> _Task brief_
Give every line below again, exactly.

> _Data to process_
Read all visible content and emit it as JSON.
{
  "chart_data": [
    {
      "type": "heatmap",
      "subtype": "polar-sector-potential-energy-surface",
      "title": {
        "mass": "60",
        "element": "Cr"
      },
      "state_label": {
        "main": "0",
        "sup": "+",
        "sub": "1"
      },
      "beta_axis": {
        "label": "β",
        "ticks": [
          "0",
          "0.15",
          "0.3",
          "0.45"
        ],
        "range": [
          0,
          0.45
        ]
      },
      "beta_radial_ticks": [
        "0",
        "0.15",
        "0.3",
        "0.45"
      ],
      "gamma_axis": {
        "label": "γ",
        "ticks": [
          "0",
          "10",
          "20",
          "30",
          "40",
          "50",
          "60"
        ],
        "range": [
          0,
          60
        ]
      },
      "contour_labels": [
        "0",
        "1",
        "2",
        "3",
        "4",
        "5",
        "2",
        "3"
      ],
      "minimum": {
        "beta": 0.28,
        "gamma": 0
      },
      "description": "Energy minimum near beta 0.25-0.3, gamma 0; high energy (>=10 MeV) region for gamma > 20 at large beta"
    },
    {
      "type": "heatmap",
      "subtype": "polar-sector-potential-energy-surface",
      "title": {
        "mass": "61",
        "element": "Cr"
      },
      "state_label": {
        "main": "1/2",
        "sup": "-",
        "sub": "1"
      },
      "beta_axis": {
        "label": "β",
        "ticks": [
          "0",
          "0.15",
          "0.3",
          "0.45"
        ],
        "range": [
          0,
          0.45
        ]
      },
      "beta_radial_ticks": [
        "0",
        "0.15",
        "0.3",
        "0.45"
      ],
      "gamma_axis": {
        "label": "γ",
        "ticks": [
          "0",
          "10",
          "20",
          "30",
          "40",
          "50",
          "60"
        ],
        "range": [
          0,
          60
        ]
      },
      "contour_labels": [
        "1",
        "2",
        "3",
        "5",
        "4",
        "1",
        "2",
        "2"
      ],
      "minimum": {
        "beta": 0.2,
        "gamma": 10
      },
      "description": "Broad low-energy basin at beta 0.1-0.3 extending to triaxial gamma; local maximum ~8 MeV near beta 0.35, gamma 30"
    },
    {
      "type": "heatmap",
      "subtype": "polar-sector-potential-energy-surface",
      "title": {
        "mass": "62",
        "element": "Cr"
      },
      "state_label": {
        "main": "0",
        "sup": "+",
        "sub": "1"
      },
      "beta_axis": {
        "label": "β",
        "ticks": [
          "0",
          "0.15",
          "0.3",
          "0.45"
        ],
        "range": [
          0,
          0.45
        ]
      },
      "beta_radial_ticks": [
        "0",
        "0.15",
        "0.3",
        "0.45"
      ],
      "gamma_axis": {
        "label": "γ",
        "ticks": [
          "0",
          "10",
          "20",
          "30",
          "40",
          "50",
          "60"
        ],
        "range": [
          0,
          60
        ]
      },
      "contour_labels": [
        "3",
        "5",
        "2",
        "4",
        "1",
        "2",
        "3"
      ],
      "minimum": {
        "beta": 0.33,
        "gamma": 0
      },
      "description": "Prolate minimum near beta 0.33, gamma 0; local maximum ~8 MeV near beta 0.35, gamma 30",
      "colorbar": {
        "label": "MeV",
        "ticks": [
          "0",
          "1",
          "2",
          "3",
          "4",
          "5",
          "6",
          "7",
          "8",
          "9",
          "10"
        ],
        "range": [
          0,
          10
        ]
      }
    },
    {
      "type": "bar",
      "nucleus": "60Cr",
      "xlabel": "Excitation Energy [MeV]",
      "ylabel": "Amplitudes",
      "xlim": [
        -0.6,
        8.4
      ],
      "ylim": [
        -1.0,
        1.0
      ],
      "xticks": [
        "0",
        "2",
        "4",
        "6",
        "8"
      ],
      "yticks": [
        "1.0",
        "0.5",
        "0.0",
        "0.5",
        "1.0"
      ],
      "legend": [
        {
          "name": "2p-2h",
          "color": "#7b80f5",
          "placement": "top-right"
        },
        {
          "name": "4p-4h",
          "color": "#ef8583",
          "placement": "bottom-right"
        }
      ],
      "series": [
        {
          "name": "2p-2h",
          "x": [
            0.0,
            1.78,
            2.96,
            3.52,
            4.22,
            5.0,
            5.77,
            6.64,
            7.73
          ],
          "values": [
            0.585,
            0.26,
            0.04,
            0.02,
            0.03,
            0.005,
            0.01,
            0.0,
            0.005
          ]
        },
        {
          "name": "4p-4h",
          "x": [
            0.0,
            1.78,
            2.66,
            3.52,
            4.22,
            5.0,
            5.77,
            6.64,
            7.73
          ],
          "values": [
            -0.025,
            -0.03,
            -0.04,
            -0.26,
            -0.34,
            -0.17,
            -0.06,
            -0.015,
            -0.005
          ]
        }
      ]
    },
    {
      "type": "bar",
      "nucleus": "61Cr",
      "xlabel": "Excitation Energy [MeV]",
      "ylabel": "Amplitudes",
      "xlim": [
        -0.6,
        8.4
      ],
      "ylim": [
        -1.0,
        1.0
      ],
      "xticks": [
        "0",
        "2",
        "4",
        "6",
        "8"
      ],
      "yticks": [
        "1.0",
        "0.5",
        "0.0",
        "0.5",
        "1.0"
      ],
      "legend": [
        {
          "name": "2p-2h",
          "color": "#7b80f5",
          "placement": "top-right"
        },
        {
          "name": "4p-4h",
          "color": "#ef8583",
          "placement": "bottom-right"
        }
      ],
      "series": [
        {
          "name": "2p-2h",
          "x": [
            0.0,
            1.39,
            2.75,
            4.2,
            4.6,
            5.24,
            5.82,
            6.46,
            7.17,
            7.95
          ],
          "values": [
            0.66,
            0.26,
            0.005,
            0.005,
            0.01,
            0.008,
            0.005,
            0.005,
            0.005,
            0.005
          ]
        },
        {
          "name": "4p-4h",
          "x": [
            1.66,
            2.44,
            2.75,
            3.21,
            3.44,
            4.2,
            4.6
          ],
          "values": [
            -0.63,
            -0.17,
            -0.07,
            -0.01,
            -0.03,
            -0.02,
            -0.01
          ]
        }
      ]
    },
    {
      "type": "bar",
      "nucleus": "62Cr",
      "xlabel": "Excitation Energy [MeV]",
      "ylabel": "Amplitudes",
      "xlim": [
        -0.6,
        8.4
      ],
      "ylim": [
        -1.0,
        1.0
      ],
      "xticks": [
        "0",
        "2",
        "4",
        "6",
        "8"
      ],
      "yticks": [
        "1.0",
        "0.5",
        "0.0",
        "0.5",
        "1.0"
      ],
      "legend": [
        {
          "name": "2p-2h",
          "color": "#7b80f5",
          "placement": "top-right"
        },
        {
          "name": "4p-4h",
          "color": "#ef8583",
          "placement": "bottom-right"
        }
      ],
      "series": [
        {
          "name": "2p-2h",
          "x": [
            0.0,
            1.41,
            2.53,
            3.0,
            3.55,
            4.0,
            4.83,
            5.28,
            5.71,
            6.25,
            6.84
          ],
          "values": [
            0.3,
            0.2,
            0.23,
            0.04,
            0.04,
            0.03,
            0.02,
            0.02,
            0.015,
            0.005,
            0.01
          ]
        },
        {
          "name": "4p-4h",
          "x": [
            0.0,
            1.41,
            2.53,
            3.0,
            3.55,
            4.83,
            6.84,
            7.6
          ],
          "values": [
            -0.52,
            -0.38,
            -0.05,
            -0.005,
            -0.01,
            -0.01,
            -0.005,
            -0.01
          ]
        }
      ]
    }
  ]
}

> _Solved problem_
Read all visible content and emit it as JSON.
{
  "chart_data": [
    {
      "type": "heatmap",
      "subtype": "polar-sector-potential-energy-surface",
      "title": {
        "mass": "60",
        "element": "Cr"
      },
      "state_label": {
        "main": "0",
        "sup": "+",
        "sub": "1"
      },
      "beta_axis": {
        "label": "β",
        "ticks": [
          "0",
          "0.15",
          "0.3",
          "0.45"
        ],
        "range": [
          0,
          0.45
        ]
      },
      "beta_radial_ticks": [
        "0",
        "0.15",
        "0.3",
        "0.45"
      ],
      "gamma_axis": {
        "label": "γ",
        "ticks": [
          "0",
          "10",
          "20",
          "30",
          "40",
          "50",
          "60"
        ],
        "range": [
          0,
          60
        ]
      },
      "contour_labels": [
        "0",
        "1",
        "2",
        "3",
        "4",
        "5",
        "2",
        "3"
      ],
      "minimum": {
        "beta": 0.28,
        "gamma": 0
      },
      "description": "Energy minimum near beta 0.25-0.3, gamma 0; high energy (>=10 MeV) region for gamma > 20 at large beta"
    },
    {
      "type": "heatmap",
      "subtype": "polar-sector-potential-energy-surface",
      "title": {
        "mass": "61",
        "element": "Cr"
      },
      "state_label": {
        "main": "1/2",
        "sup": "-",
        "sub": "1"
      },
      "beta_axis": {
        "label": "β",
        "ticks": [
          "0",
          "0.15",
          "0.3",
          "0.45"
        ],
        "range": [
          0,
          0.45
        ]
      },
      "beta_radial_ticks": [
        "0",
        "0.15",
        "0.3",
        "0.45"
      ],
      "gamma_axis": {
        "label": "γ",
        "ticks": [
          "0",
          "10",
          "20",
          "30",
          "40",
          "50",
          "60"
        ],
        "range": [
          0,
          60
        ]
      },
      "contour_labels": [
        "1",
        "2",
        "3",
        "5",
        "4",
        "1",
        "2",
        "2"
      ],
      "minimum": {
        "beta": 0.2,
        "gamma": 10
      },
      "description": "Broad low-energy basin at beta 0.1-0.3 extending to triaxial gamma; local maximum ~8 MeV near beta 0.35, gamma 30"
    },
    {
      "type": "heatmap",
      "subtype": "polar-sector-potential-energy-surface",
      "title": {
        "mass": "62",
        "element": "Cr"
      },
      "state_label": {
        "main": "0",
        "sup": "+",
        "sub": "1"
      },
      "beta_axis": {
        "label": "β",
        "ticks": [
          "0",
          "0.15",
          "0.3",
          "0.45"
        ],
        "range": [
          0,
          0.45
        ]
      },
      "beta_radial_ticks": [
        "0",
        "0.15",
        "0.3",
        "0.45"
      ],
      "gamma_axis": {
        "label": "γ",
        "ticks": [
          "0",
          "10",
          "20",
          "30",
          "40",
          "50",
          "60"
        ],
        "range": [
          0,
          60
        ]
      },
      "contour_labels": [
        "3",
        "5",
        "2",
        "4",
        "1",
        "2",
        "3"
      ],
      "minimum": {
        "beta": 0.33,
        "gamma": 0
      },
      "description": "Prolate minimum near beta 0.33, gamma 0; local maximum ~8 MeV near beta 0.35, gamma 30",
      "colorbar": {
        "label": "MeV",
        "ticks": [
          "0",
          "1",
          "2",
          "3",
          "4",
          "5",
          "6",
          "7",
          "8",
          "9",
          "10"
        ],
        "range": [
          0,
          10
        ]
      }
    },
    {
      "type": "bar",
      "nucleus": "60Cr",
      "xlabel": "Excitation Energy [MeV]",
      "ylabel": "Amplitudes",
      "xlim": [
        -0.6,
        8.4
      ],
      "ylim": [
        -1.0,
        1.0
      ],
      "xticks": [
        "0",
        "2",
        "4",
        "6",
        "8"
      ],
      "yticks": [
        "1.0",
        "0.5",
        "0.0",
        "0.5",
        "1.0"
      ],
      "legend": [
        {
          "name": "2p-2h",
          "color": "#7b80f5",
          "placement": "top-right"
        },
        {
          "name": "4p-4h",
          "color": "#ef8583",
          "placement": "bottom-right"
        }
      ],
      "series": [
        {
          "name": "2p-2h",
          "x": [
            0.0,
            1.78,
            2.96,
            3.52,
            4.22,
            5.0,
            5.77,
            6.64,
            7.73
          ],
          "values": [
            0.585,
            0.26,
            0.04,
            0.02,
            0.03,
            0.005,
            0.01,
            0.0,
            0.005
          ]
        },
        {
          "name": "4p-4h",
          "x": [
            0.0,
            1.78,
            2.66,
            3.52,
            4.22,
            5.0,
            5.77,
            6.64,
            7.73
          ],
          "values": [
            -0.025,
            -0.03,
            -0.04,
            -0.26,
            -0.34,
            -0.17,
            -0.06,
            -0.015,
            -0.005
          ]
        }
      ]
    },
    {
      "type": "bar",
      "nucleus": "61Cr",
      "xlabel": "Excitation Energy [MeV]",
      "ylabel": "Amplitudes",
      "xlim": [
        -0.6,
        8.4
      ],
      "ylim": [
        -1.0,
        1.0
      ],
      "xticks": [
        "0",
        "2",
        "4",
        "6",
        "8"
      ],
      "yticks": [
        "1.0",
        "0.5",
        "0.0",
        "0.5",
        "1.0"
      ],
      "legend": [
        {
          "name": "2p-2h",
          "color": "#7b80f5",
          "placement": "top-right"
        },
        {
          "name": "4p-4h",
          "color": "#ef8583",
          "placement": "bottom-right"
        }
      ],
      "series": [
        {
          "name": "2p-2h",
          "x": [
            0.0,
            1.39,
            2.75,
            4.2,
            4.6,
            5.24,
            5.82,
            6.46,
            7.17,
            7.95
          ],
          "values": [
            0.66,
            0.26,
            0.005,
            0.005,
            0.01,
            0.008,
            0.005,
            0.005,
            0.005,
            0.005
          ]
        },
        {
          "name": "4p-4h",
          "x": [
            1.66,
            2.44,
            2.75,
            3.21,
            3.44,
            4.2,
            4.6
          ],
          "values": [
            -0.63,
            -0.17,
            -0.07,
            -0.01,
            -0.03,
            -0.02,
            -0.01
          ]
        }
      ]
    },
    {
      "type": "bar",
      "nucleus": "62Cr",
      "xlabel": "Excitation Energy [MeV]",
      "ylabel": "Amplitudes",
      "xlim": [
        -0.6,
        8.4
      ],
      "ylim": [
        -1.0,
        1.0
      ],
      "xticks": [
        "0",
        "2",
        "4",
        "6",
        "8"
      ],
      "yticks": [
        "1.0",
        "0.5",
        "0.0",
        "0.5",
        "1.0"
      ],
      "legend": [
        {
          "name": "2p-2h",
          "color": "#7b80f5",
          "placement": "top-right"
        },
        {
          "name": "4p-4h",
          "color": "#ef8583",
          "placement": "bottom-right"
        }
      ],
      "series": [
        {
          "name": "2p-2h",
          "x": [
            0.0,
            1.41,
            2.53,
            3.0,
            3.55,
            4.0,
            4.83,
            5.28,
            5.71,
            6.25,
            6.84
          ],
          "values": [
            0.3,
            0.2,
            0.23,
            0.04,
            0.04,
            0.03,
            0.02,
            0.02,
            0.015,
            0.005,
            0.01
          ]
        },
        {
          "name": "4p-4h",
          "x": [
            0.0,
            1.41,
            2.53,
            3.0,
            3.55,
            4.83,
            6.84,
            7.6
          ],
          "values": [
            -0.52,
            -0.38,
            -0.05,
            -0.005,
            -0.01,
            -0.01,
            -0.005,
            -0.01
          ]
        }
      ]
    }
  ]
}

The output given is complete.